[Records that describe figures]
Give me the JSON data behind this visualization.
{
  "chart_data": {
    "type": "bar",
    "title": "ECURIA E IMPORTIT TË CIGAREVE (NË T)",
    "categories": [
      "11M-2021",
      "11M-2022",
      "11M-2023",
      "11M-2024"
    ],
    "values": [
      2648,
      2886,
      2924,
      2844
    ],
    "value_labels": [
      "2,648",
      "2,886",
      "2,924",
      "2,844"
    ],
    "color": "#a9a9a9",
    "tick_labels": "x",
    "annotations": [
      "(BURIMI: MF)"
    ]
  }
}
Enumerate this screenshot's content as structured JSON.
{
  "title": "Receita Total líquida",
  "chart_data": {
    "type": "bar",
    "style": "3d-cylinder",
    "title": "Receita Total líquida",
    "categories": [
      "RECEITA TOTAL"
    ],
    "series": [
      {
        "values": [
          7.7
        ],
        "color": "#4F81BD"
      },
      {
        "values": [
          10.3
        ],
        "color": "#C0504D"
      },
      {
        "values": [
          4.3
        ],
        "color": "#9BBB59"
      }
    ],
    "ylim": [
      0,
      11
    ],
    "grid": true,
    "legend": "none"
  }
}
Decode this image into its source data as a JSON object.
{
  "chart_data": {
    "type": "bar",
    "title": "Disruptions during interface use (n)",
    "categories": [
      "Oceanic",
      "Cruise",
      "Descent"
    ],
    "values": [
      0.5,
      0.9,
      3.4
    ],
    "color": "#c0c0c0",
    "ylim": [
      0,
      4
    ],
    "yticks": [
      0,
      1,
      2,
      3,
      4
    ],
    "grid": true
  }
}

## WHAT YOU NEED TO DO
Scan the listing above for the word "title" and show each line where it is found.

## RESULT OF THIS TASK
    "title": "ECURIA E IMPORTIT TË CIGAREVE (NË T)",
  "title": "Receita Total líquida",
    "title": "Receita Total líquida",
    "title": "Disruptions during interface use (n)",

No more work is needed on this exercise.